**TEXT TO READ:**
------------
7.330   Form of Certificate of Reg­istration, Term.

(1)  The city administrator shall pre­scribe the form of the certi­ficate of regis­tration.  Each certificate shall have the following print­ed prominently thereon: "The issuance of this certificate of registra­tion is not an endorse­ment by the city of Lafayette or any of its officers or employ­ees." Each certificate of registration shall bear a registration number which is the same as the file containing the regis­tration statement filed by the registrant.
(2)  Every certificate of registration issued by the city administrator shall contain a termination date upon which the certificate shall expire, which date shall be the termi­nation of the solicitation period specified in the registra­tion statement or one year from the date of issu­ance, whichever is less.
(3)  The certificate of registration shall contain a list of the acts prohibited by sec­tions 7.300 to 7.340.

 

7.335   No Solicitation Sign.

(1)  If an occupant real property cho­oses to not invite solicitors onto their proper­ty, the occupant may post a "No Solicitation" sign pursuant to this section.  The effect of the posting of such a sign is to express the refusal of the occupant to grant consent to any person to enter their real property to solicit, except to those persons exempt from these pro­visions by subsection (4) of sec­tion 7.315.
(2)  Signs posted pursuant to this section shall be posted on or near the bound­aries of the property at the normal points of entry, and
(a)  Signs must be no smaller than six inches in height by eight inches in width; and
(b)  Signs must contain the words "No Solicitation" and the refer­ence "sec­tions 7.300 to 7.340 Lafayette Mun­icipal Code" in charac­ters no less than one‑­half inch­es in height.
(3)  For real property possessing no apparent barriers to entry at the boun­d­aries of the property which limit access to the primary entrance of a structure locat­ed on the prop­erty, placement of the sign at the primary entrance to the struc­ture constitutes compli­ance with this sec­tion.

 

7.340   Evidentiary Matters.

(1)  It shall be prima facie evidence of a violation of paragraph (c) of subsec­tion (1) of section 7.310 if written mat­er­ial is found on real property upon which a sign conform­ing to the require­ments of section 7.335 has been posted.  The person responsible for such written mater­ial shall be the person identified in the written material as its propo­nent, spon­sor, distrib­utor or potential benefi­ciary of the com­munication conveyed.
------------
**ITEMS:**
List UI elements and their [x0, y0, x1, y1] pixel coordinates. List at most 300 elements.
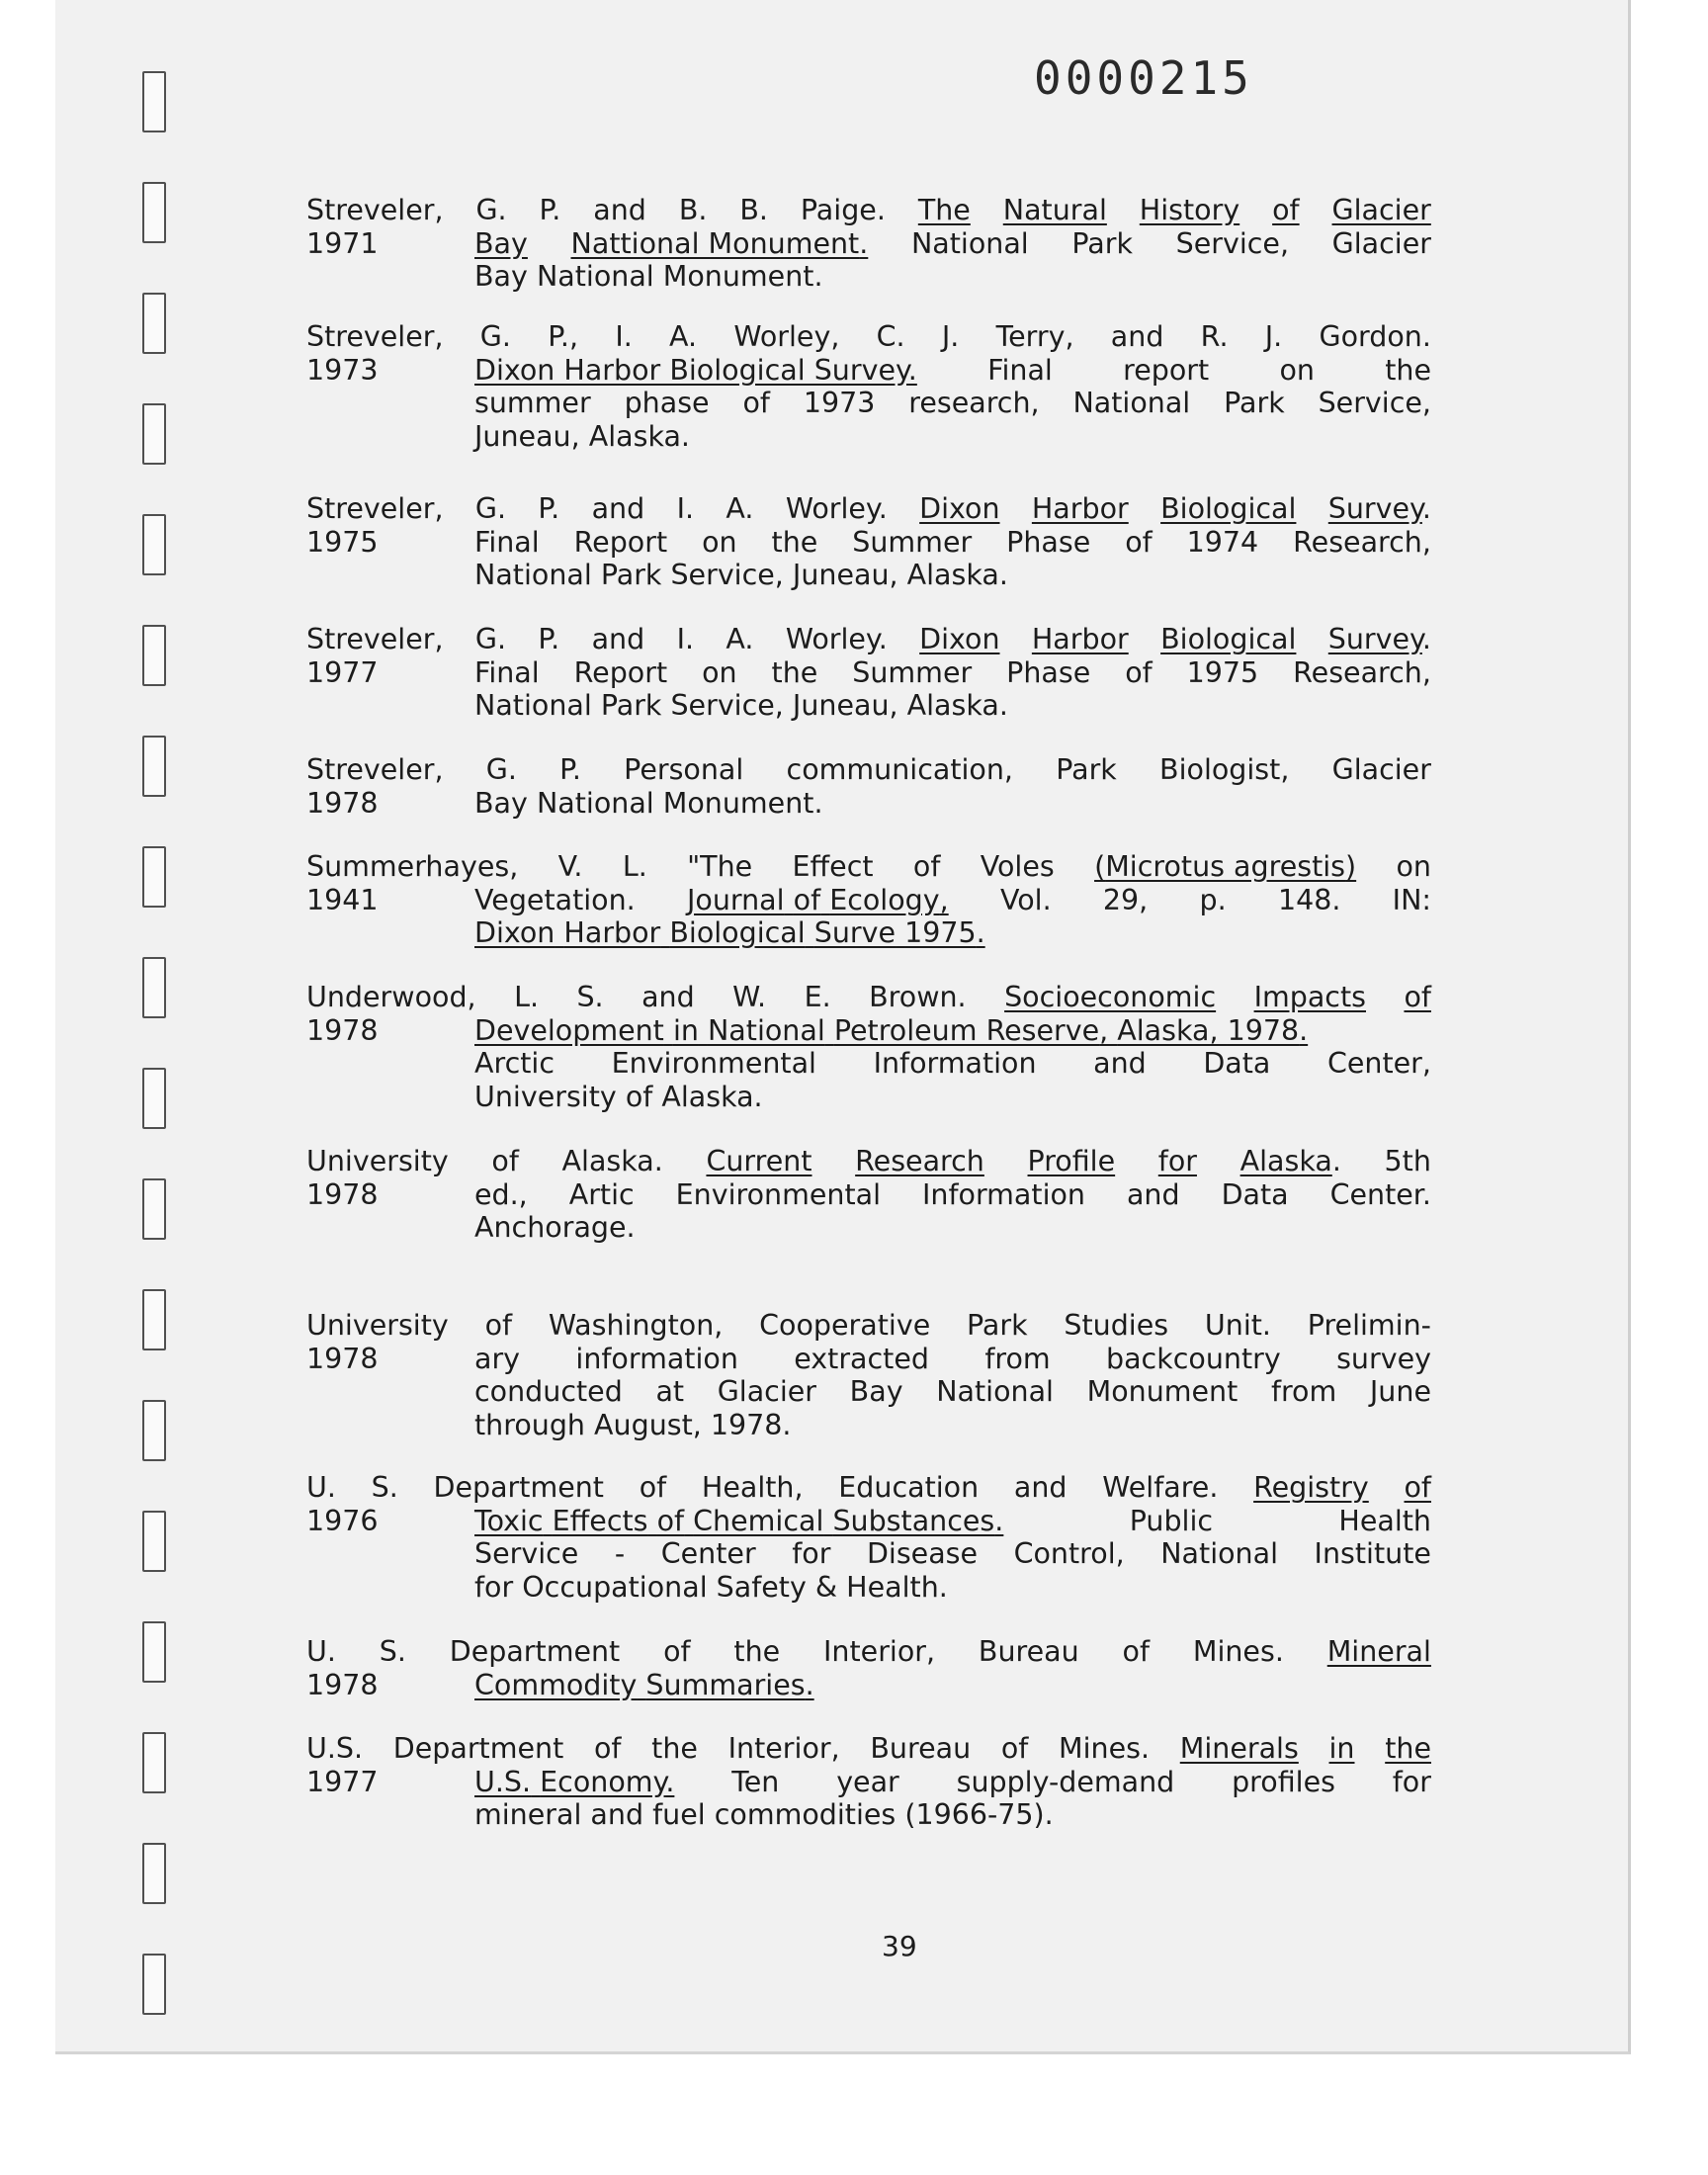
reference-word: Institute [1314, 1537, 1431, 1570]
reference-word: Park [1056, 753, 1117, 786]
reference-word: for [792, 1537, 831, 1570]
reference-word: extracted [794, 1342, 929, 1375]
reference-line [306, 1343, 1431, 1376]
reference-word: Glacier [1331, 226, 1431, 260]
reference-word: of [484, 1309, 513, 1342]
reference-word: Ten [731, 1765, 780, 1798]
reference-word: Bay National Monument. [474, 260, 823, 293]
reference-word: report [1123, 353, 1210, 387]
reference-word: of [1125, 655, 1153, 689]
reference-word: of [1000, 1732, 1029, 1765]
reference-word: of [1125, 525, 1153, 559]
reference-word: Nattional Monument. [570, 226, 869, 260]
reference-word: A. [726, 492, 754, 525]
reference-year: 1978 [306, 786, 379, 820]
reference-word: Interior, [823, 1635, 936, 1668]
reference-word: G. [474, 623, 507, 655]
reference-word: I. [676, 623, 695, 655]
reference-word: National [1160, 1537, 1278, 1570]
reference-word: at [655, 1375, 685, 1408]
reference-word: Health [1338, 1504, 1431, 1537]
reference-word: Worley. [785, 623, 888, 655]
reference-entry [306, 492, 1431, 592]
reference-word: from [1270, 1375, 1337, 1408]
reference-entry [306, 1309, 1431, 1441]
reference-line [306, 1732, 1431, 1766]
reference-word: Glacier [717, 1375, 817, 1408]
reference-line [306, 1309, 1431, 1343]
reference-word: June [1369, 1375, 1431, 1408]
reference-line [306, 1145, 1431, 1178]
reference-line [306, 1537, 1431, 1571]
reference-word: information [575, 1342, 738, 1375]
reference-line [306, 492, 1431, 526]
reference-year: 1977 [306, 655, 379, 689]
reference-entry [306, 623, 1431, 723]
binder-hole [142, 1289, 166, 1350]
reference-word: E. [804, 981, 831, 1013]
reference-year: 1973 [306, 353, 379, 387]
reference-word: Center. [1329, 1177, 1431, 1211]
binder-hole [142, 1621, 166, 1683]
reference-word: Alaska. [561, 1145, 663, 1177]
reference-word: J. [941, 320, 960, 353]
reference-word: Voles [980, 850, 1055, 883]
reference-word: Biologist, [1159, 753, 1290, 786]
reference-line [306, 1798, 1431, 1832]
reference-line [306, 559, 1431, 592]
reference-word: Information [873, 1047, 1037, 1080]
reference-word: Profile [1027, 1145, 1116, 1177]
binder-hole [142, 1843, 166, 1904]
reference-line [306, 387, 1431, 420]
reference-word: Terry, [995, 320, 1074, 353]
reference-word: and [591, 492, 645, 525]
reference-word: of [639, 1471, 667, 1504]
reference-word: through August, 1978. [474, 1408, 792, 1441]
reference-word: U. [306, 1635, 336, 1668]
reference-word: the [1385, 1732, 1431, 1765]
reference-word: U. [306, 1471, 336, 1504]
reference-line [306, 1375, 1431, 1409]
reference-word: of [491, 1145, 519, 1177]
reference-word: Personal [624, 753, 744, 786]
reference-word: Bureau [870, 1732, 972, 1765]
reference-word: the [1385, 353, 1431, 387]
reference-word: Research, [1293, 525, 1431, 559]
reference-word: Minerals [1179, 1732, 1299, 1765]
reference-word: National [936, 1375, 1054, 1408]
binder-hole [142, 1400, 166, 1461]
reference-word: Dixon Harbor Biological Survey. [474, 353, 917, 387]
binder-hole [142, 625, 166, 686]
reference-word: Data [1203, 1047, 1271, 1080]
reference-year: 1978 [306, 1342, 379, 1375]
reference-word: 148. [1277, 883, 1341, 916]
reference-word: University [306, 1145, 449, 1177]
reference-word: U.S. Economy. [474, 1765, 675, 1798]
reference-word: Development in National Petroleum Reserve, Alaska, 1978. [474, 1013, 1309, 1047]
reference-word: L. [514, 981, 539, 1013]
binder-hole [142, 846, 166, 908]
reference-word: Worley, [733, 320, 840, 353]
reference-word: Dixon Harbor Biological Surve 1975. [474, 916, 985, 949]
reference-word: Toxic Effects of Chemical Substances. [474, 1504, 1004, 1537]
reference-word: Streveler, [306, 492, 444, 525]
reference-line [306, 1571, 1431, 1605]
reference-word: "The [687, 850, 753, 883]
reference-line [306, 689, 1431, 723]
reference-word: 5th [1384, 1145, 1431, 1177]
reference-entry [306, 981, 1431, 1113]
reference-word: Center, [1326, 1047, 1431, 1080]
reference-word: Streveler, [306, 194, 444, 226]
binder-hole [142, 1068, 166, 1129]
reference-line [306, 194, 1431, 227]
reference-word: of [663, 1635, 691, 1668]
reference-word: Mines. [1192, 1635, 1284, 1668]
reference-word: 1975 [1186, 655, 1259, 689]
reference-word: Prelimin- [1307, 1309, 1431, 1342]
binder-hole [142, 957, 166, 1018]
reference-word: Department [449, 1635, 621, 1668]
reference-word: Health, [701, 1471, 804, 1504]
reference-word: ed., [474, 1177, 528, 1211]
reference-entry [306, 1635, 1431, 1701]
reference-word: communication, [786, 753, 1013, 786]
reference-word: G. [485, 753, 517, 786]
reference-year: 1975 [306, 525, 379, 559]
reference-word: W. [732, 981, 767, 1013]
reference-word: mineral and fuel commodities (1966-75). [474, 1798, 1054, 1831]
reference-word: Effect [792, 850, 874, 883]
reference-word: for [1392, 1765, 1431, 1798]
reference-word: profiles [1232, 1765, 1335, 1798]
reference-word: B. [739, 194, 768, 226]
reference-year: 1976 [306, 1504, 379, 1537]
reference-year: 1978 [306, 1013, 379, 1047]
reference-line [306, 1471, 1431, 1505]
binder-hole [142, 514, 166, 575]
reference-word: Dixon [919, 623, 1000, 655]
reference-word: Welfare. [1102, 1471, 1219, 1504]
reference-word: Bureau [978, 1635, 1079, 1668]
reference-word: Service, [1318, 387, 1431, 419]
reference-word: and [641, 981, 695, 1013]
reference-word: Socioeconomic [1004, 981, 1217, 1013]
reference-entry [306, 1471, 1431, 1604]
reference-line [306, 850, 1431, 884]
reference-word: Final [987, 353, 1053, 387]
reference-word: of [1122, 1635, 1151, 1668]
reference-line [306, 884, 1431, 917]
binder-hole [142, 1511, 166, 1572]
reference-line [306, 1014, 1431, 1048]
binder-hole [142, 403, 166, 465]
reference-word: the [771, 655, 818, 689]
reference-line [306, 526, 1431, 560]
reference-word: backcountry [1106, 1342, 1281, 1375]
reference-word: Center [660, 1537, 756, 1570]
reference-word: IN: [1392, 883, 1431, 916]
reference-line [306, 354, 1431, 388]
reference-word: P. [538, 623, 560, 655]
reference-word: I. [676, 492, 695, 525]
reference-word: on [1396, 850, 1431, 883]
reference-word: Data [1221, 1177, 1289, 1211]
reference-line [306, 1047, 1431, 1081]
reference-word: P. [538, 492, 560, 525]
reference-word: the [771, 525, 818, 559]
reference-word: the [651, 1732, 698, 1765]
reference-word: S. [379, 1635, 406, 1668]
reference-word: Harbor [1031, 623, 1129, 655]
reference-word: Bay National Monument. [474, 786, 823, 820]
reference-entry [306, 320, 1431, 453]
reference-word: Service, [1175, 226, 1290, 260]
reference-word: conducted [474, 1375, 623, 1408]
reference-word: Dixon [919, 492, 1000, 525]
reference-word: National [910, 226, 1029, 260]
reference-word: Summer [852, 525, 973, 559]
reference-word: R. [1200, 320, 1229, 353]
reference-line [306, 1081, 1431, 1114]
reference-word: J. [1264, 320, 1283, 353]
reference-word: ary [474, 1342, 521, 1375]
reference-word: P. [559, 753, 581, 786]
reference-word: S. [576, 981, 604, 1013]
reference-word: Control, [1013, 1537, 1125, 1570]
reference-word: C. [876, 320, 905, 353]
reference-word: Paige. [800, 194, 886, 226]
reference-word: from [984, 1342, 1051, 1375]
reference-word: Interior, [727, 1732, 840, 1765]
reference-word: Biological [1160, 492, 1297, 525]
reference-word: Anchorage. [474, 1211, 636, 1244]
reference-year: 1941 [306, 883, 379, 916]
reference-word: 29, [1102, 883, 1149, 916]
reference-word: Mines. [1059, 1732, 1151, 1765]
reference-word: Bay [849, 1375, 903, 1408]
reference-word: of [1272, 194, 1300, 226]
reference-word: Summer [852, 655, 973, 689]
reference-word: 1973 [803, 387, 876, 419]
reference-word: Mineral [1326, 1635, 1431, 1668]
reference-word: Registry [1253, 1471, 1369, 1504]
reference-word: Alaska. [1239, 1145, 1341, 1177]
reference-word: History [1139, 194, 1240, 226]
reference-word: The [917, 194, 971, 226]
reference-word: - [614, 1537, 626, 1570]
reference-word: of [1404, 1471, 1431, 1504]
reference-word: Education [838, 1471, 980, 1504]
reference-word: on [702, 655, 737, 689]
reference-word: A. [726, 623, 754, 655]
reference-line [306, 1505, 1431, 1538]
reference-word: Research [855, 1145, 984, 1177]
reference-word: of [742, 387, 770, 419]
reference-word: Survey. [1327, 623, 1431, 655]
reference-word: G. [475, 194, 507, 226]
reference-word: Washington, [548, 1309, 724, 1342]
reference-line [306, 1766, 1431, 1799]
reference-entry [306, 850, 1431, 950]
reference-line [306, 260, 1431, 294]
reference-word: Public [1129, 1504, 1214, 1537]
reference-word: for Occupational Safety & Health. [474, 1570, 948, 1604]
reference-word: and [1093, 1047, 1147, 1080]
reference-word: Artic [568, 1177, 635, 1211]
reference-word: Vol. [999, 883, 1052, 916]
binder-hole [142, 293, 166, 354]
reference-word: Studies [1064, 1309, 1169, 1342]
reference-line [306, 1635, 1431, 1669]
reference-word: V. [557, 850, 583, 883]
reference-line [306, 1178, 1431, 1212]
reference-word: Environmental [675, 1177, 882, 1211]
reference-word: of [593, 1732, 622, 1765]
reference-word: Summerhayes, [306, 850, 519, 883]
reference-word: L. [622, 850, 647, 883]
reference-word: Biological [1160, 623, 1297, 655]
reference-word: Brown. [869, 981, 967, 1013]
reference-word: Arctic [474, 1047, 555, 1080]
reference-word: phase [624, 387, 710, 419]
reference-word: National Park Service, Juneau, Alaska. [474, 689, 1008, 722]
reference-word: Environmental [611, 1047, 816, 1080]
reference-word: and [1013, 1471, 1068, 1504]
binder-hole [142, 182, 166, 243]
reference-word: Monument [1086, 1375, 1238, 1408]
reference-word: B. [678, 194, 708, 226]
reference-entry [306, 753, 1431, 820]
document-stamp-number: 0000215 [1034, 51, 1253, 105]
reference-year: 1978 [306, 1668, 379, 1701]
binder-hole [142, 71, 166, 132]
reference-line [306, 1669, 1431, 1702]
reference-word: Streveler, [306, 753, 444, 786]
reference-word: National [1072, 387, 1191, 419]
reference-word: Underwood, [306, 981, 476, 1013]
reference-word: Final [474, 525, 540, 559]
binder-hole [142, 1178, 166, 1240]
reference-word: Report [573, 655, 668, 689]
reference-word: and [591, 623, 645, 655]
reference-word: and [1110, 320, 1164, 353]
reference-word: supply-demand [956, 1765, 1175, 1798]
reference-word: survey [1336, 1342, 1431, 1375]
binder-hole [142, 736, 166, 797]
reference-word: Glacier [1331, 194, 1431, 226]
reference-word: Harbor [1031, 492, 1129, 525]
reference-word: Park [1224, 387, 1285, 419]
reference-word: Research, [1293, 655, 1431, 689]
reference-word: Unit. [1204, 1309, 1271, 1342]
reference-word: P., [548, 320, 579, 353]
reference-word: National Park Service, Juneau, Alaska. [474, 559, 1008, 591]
------------
**WHAT THE TASK ASKS:** Repeat, word for word, the part of the solicitation code text that opens with the words containing "(1)  The city" and closes with "by the registrant.". The data isn't needed here.

**EXPECTED OUTPUT:**
(1)  The city administrator shall pre­scribe the form of the certi­ficate of regis­tration.  Each certificate shall have the following print­ed prominently thereon: "The issuance of this certificate of registra­tion is not an endorse­ment by the city of Lafayette or any of its officers or employ­ees." Each certificate of registration shall bear a registration number which is the same as the file containing the regis­tration statement filed by the registrant.